* **Brano scelto**:

--- --- ---

SINOSSI
di Malcolm Bilotta
La creatura vive.
La nuova epopea del mostro riprende esattamente dalla fine del romanzo di Mary Wollstonecraft Shelley. Dai ghiacciai che gli attanagliavano il cuore, oltre che le membra, viene caleidoscopicamente catapultato sulla tiepida spiaggia italiana dove sorge la villa che ospita la sua primordiale creatrice. Ed è proprio in questi luoghi incantati e in quel breve lasso di tempo che stanno regalando fugaci momenti di felicità a Mary ed al suo intrepido amante Percy Bysshe Shelley che si svologono le vicende narrate.
Il mostro intuisce di essere al cospetto della sua progenitrice.
Nicchia.
Tentenna.
Trasale.
Tracima di tutto il variopinto ventaglio di emozioni che forse un tempo conobbe. E come in un labirintico gioco di specchi si intrecciano le vicende interiori dei due che giungono a sfiorarsi, a subodorarsi, ad intravedersi forse, come lo specchio l’uno dell’altra, il riflesso argenteo reciproco, la luce e l’ombra che compongono l’intero.

--- --- ---

Riporta per intero la sinossi, senza cambiare nulla. I record non hanno alcun legame con la sinossi.

[Voci della raccolta]
--- --- ---

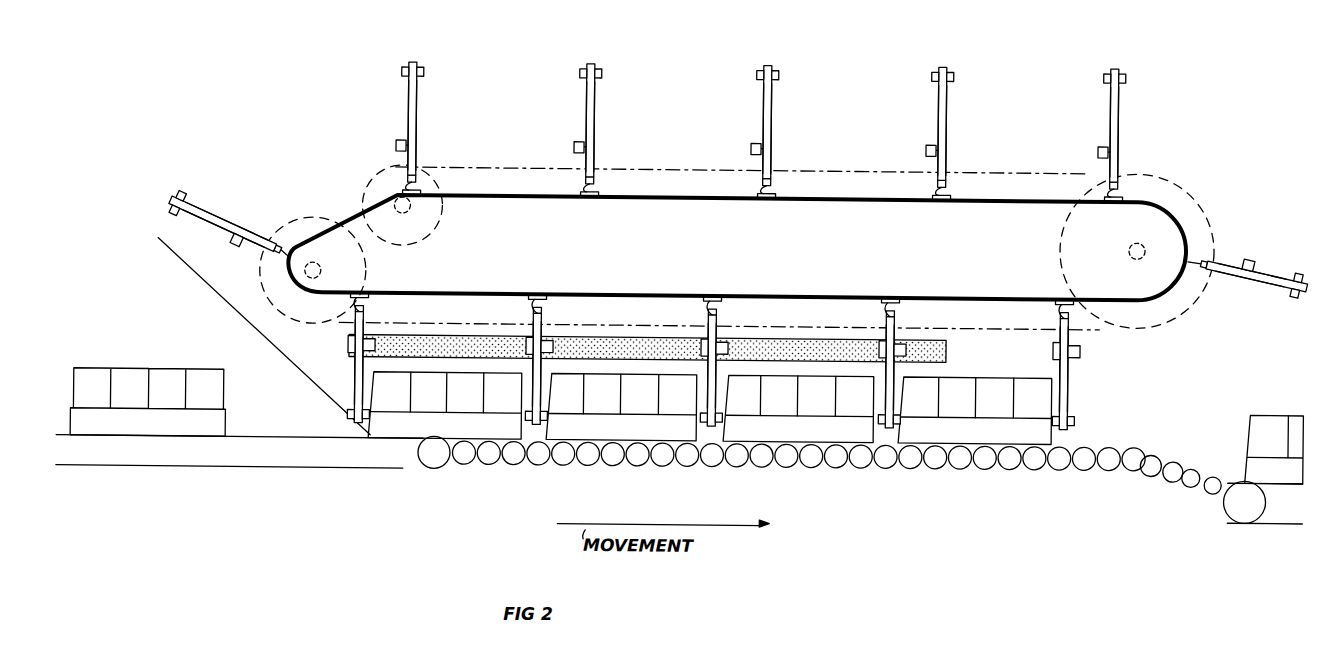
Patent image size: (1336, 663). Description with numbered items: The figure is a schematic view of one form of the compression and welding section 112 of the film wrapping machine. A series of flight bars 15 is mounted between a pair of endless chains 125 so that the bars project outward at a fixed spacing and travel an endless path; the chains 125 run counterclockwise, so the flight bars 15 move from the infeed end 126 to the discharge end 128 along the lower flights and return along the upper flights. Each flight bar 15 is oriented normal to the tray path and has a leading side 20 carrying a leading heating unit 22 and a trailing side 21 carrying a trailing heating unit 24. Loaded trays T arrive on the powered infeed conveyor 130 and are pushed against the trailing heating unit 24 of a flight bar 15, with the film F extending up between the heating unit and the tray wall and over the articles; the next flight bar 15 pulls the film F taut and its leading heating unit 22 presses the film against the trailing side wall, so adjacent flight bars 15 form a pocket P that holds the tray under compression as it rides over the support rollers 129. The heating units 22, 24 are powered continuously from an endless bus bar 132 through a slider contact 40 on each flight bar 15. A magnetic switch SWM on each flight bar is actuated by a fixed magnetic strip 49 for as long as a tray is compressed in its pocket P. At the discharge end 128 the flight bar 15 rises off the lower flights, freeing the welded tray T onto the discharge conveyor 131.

The compression and welding section 112 is at (830, 45).
The endless chains 125 is at (722, 172).
The endless bus bar 132 is at (683, 198).
The flight bar 15 is at (412, 63).
The leading side 20 is at (407, 112).
The trailing side 21 is at (415, 112).
The leading heating unit 22 is at (400, 72).
The trailing heating unit 24 is at (423, 73).
The switch SWM is at (395, 142).
The slider contact 40 is at (419, 192).
The magnetic strip 49 is at (640, 345).
The pocket P is at (444, 357).
The film F is at (290, 366).
The tray T is at (218, 430).
The infeed end 126 is at (234, 323).
The discharge end 128 is at (1194, 354).
The support rollers 129 is at (482, 462).
The infeed conveyor 130 is at (255, 470).
The discharge conveyor 131 is at (1270, 518).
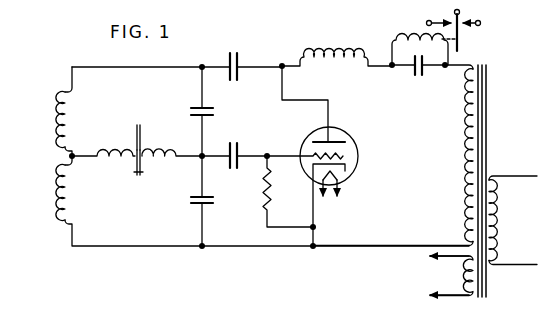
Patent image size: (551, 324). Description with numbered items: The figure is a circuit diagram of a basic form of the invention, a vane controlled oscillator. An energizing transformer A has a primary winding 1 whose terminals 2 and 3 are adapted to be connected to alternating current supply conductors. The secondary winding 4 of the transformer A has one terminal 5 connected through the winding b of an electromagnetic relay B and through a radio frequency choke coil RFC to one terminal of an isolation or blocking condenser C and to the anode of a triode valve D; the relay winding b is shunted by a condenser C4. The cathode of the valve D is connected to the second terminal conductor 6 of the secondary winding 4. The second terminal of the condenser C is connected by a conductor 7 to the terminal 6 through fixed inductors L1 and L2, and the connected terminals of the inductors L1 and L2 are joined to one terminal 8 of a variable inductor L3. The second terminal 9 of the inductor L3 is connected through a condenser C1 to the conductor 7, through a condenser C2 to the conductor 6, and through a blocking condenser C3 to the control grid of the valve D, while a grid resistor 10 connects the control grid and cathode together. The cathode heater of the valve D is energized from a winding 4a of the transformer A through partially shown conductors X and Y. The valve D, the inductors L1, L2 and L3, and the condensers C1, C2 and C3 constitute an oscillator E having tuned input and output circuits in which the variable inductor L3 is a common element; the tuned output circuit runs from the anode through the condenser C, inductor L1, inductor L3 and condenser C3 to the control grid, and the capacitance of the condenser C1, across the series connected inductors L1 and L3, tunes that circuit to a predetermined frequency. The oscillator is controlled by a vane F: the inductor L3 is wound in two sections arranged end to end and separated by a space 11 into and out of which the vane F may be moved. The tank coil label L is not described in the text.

The primary winding 1 is at (501, 217).
The primary winding terminal 2 is at (525, 264).
The primary winding terminal 3 is at (526, 175).
The secondary winding 4 is at (462, 161).
The heater winding 4a is at (461, 275).
The secondary winding terminal 5 is at (460, 69).
The terminal conductor 6 is at (448, 240).
The conductor 7 is at (202, 63).
The terminal of variable inductor 8 is at (80, 154).
The second terminal of variable inductor 9 is at (192, 154).
The grid resistor 10 is at (262, 187).
The space 11 is at (138, 176).
The energizing transformer A is at (494, 71).
The electromagnetic relay B is at (380, 31).
The isolation or blocking condenser C is at (231, 51).
The condenser C1 is at (215, 113).
The condenser C2 is at (216, 199).
The blocking condenser C3 is at (237, 143).
The condenser C4 is at (422, 78).
The triode valve D is at (352, 125).
The oscillator E is at (46, 99).
The vane F is at (141, 131).
The tank inductor L is at (418, 51).
The fixed inductor L1 is at (68, 117).
The fixed inductor L2 is at (66, 197).
The variable inductor L3 is at (108, 159).
The radio frequency choke coil RFC is at (349, 47).
The relay winding b is at (414, 40).
The heater conductor X is at (393, 218).
The heater conductor Y is at (400, 242).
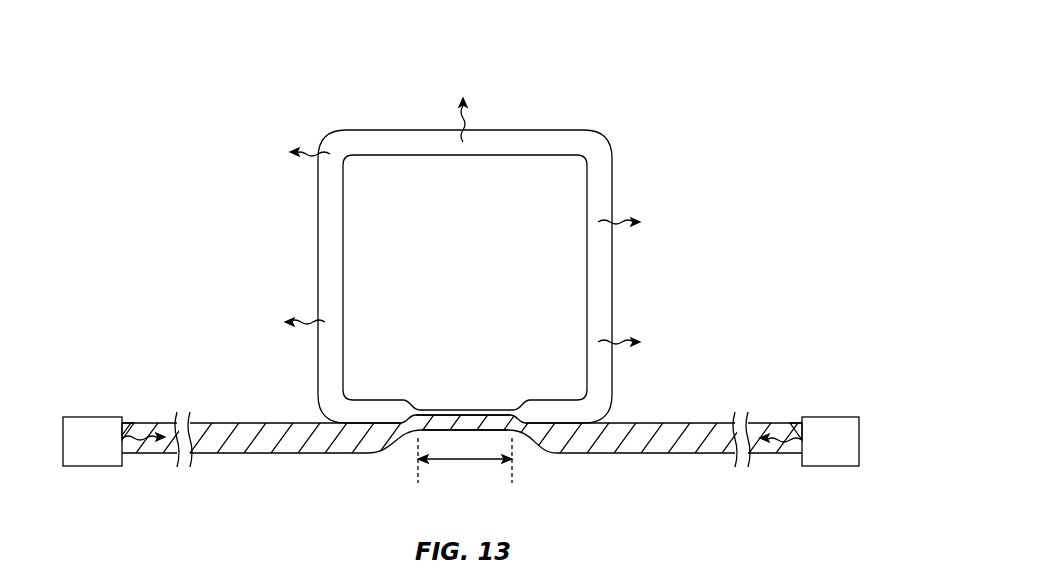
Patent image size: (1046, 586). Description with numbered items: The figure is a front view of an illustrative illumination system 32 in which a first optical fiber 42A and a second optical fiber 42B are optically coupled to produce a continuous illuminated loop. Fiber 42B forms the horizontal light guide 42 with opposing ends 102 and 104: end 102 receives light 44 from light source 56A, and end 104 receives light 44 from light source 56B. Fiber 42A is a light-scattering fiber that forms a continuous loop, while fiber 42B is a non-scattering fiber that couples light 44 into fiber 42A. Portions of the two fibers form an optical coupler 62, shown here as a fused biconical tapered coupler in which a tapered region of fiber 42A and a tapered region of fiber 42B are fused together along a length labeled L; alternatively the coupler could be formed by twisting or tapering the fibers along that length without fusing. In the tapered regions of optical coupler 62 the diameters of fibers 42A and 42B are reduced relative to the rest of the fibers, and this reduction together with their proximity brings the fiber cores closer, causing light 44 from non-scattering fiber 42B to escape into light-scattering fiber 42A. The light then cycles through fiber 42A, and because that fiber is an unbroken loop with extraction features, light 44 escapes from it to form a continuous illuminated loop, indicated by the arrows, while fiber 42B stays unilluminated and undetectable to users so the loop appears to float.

The illumination system 32 is at (635, 85).
The light guide 42 is at (613, 275).
The first optical fiber 42A is at (603, 175).
The second optical fiber 42B is at (663, 445).
The light 44 is at (470, 120).
The light source 56A is at (100, 455).
The light source 56B is at (830, 455).
The optical coupler 62 is at (413, 393).
The end 102 is at (126, 423).
The end 104 is at (808, 430).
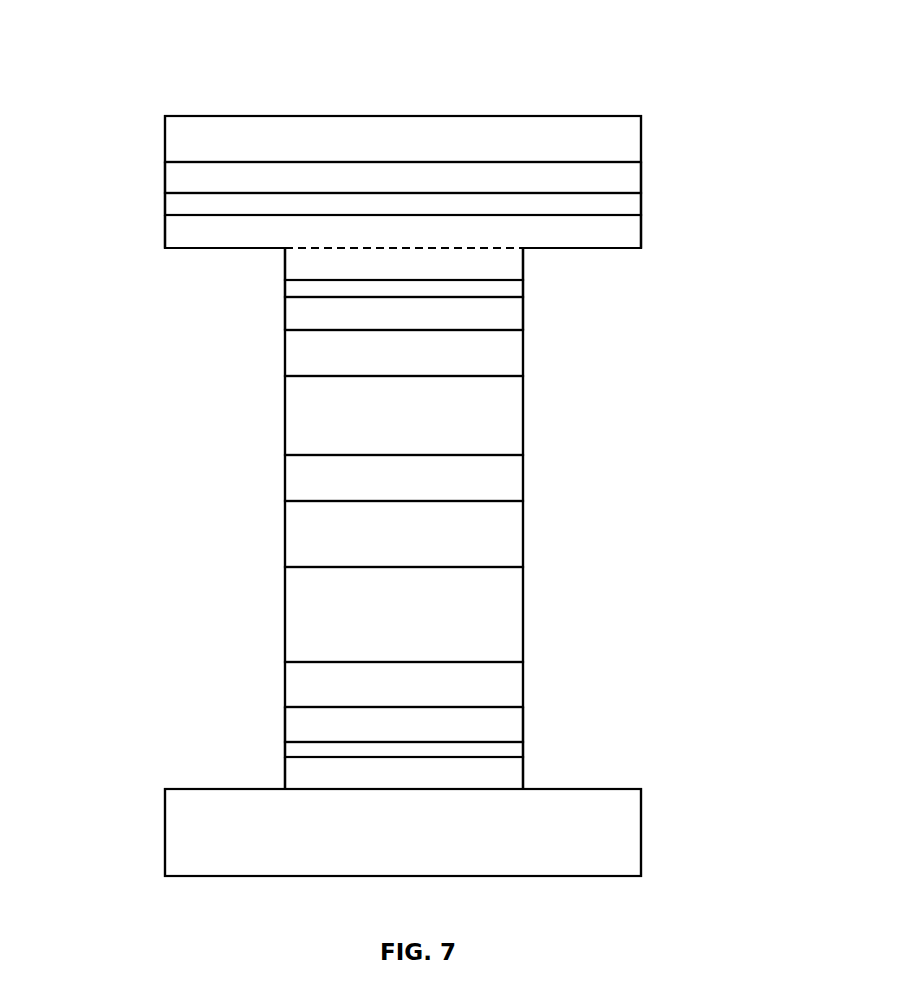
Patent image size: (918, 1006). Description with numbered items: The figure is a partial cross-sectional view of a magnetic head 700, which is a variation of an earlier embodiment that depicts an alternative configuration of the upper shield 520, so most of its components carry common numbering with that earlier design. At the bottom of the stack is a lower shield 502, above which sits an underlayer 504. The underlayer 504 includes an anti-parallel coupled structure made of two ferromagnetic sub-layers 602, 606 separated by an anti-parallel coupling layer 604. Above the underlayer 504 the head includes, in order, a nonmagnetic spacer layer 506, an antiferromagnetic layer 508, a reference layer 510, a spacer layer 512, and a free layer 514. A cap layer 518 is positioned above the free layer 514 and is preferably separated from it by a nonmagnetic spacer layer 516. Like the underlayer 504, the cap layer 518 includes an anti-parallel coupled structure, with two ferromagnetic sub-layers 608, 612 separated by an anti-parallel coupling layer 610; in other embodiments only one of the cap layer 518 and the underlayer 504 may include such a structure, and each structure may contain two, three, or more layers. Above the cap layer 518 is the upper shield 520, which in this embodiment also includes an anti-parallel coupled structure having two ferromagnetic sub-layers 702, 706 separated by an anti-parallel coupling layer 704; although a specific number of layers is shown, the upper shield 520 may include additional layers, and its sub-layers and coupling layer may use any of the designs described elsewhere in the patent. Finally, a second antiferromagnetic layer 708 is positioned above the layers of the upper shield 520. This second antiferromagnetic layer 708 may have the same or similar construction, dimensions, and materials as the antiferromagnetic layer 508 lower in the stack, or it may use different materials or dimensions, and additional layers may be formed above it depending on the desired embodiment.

The magnetic head 700 is at (662, 66).
The second AFM layer 708 is at (385, 152).
The ferromagnetic sub-layer 706 is at (165, 180).
The anti-parallel coupling layer 704 is at (165, 205).
The ferromagnetic sub-layer 702 is at (165, 236).
The upper shield 520 is at (645, 162).
The ferromagnetic sub-layer 612 is at (285, 266).
The anti-parallel coupling layer 610 is at (313, 299).
The ferromagnetic sub-layer 608 is at (493, 332).
The cap layer 518 is at (527, 250).
The nonmagnetic spacer layer 516 is at (385, 365).
The free layer 514 is at (385, 427).
The spacer layer 512 is at (385, 489).
The reference layer 510 is at (385, 547).
The antiferromagnetic (AFM) layer 508 is at (385, 630).
The nonmagnetic spacer layer 506 is at (385, 698).
The ferromagnetic sub-layer 606 is at (497, 706).
The anti-parallel coupling layer 604 is at (310, 739).
The ferromagnetic sub-layer 602 is at (285, 768).
The underlayer 504 is at (527, 707).
The lower shield 502 is at (390, 849).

--- --- ---

* **Risposta**:
SINOSSI
di Malcolm Bilotta
La creatura vive.
La nuova epopea del mostro riprende esattamente dalla fine del romanzo di Mary Wollstonecraft Shelley. Dai ghiacciai che gli attanagliavano il cuore, oltre che le membra, viene caleidoscopicamente catapultato sulla tiepida spiaggia italiana dove sorge la villa che ospita la sua primordiale creatrice. Ed è proprio in questi luoghi incantati e in quel breve lasso di tempo che stanno regalando fugaci momenti di felicità a Mary ed al suo intrepido amante Percy Bysshe Shelley che si svologono le vicende narrate.
Il mostro intuisce di essere al cospetto della sua progenitrice.
Nicchia.
Tentenna.
Trasale.
Tracima di tutto il variopinto ventaglio di emozioni che forse un tempo conobbe. E come in un labirintico gioco di specchi si intrecciano le vicende interiori dei due che giungono a sfiorarsi, a subodorarsi, ad intravedersi forse, come lo specchio l’uno dell’altra, il riflesso argenteo reciproco, la luce e l’ombra che compongono l’intero.